### SUPPLIED RECORDS
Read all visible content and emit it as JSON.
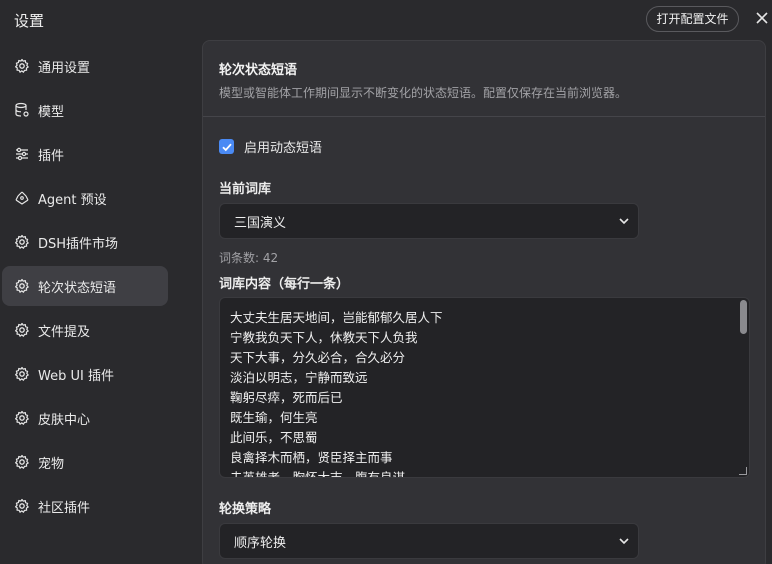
{
  "header": {
    "title": "设置",
    "open_config_label": "打开配置文件"
  },
  "sidebar": {
    "items": [
      {
        "label": "通用设置",
        "icon": "gear-icon"
      },
      {
        "label": "模型",
        "icon": "database-icon"
      },
      {
        "label": "插件",
        "icon": "sliders-icon"
      },
      {
        "label": "Agent 预设",
        "icon": "agent-icon"
      },
      {
        "label": "DSH插件市场",
        "icon": "gear-icon"
      },
      {
        "label": "轮次状态短语",
        "icon": "gear-icon",
        "active": true
      },
      {
        "label": "文件提及",
        "icon": "gear-icon"
      },
      {
        "label": "Web UI 插件",
        "icon": "gear-icon"
      },
      {
        "label": "皮肤中心",
        "icon": "gear-icon"
      },
      {
        "label": "宠物",
        "icon": "gear-icon"
      },
      {
        "label": "社区插件",
        "icon": "gear-icon"
      }
    ]
  },
  "panel": {
    "title": "轮次状态短语",
    "description": "模型或智能体工作期间显示不断变化的状态短语。配置仅保存在当前浏览器。",
    "enable_label": "启用动态短语",
    "enable_checked": true,
    "library_label": "当前词库",
    "library_selected": "三国演义",
    "count_label": "词条数: 42",
    "content_label": "词库内容（每行一条）",
    "content_lines": [
      "大丈夫生居天地间，岂能郁郁久居人下",
      "宁教我负天下人，休教天下人负我",
      "天下大事，分久必合，合久必分",
      "淡泊以明志，宁静而致远",
      "鞠躬尽瘁，死而后已",
      "既生瑜，何生亮",
      "此间乐，不思蜀",
      "良禽择木而栖，贤臣择主而事",
      "夫英雄者，胸怀大志，腹有良谋"
    ],
    "strategy_label": "轮换策略",
    "strategy_selected": "顺序轮换"
  },
  "colors": {
    "accent": "#4a8af4",
    "background": "#2a2a2d",
    "panel": "#323236"
  }
}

### WHAT YOU NEED TO DO
Print the full listing exactly, dropping the pictures.

### EXERCISE ANSWER
Read all visible content and emit it as JSON.
{
  "header": {
    "title": "设置",
    "open_config_label": "打开配置文件"
  },
  "sidebar": {
    "items": [
      {
        "label": "通用设置",
        "icon": "gear-icon"
      },
      {
        "label": "模型",
        "icon": "database-icon"
      },
      {
        "label": "插件",
        "icon": "sliders-icon"
      },
      {
        "label": "Agent 预设",
        "icon": "agent-icon"
      },
      {
        "label": "DSH插件市场",
        "icon": "gear-icon"
      },
      {
        "label": "轮次状态短语",
        "icon": "gear-icon",
        "active": true
      },
      {
        "label": "文件提及",
        "icon": "gear-icon"
      },
      {
        "label": "Web UI 插件",
        "icon": "gear-icon"
      },
      {
        "label": "皮肤中心",
        "icon": "gear-icon"
      },
      {
        "label": "宠物",
        "icon": "gear-icon"
      },
      {
        "label": "社区插件",
        "icon": "gear-icon"
      }
    ]
  },
  "panel": {
    "title": "轮次状态短语",
    "description": "模型或智能体工作期间显示不断变化的状态短语。配置仅保存在当前浏览器。",
    "enable_label": "启用动态短语",
    "enable_checked": true,
    "library_label": "当前词库",
    "library_selected": "三国演义",
    "count_label": "词条数: 42",
    "content_label": "词库内容（每行一条）",
    "content_lines": [
      "大丈夫生居天地间，岂能郁郁久居人下",
      "宁教我负天下人，休教天下人负我",
      "天下大事，分久必合，合久必分",
      "淡泊以明志，宁静而致远",
      "鞠躬尽瘁，死而后已",
      "既生瑜，何生亮",
      "此间乐，不思蜀",
      "良禽择木而栖，贤臣择主而事",
      "夫英雄者，胸怀大志，腹有良谋"
    ],
    "strategy_label": "轮换策略",
    "strategy_selected": "顺序轮换"
  },
  "colors": {
    "accent": "#4a8af4",
    "background": "#2a2a2d",
    "panel": "#323236"
  }
}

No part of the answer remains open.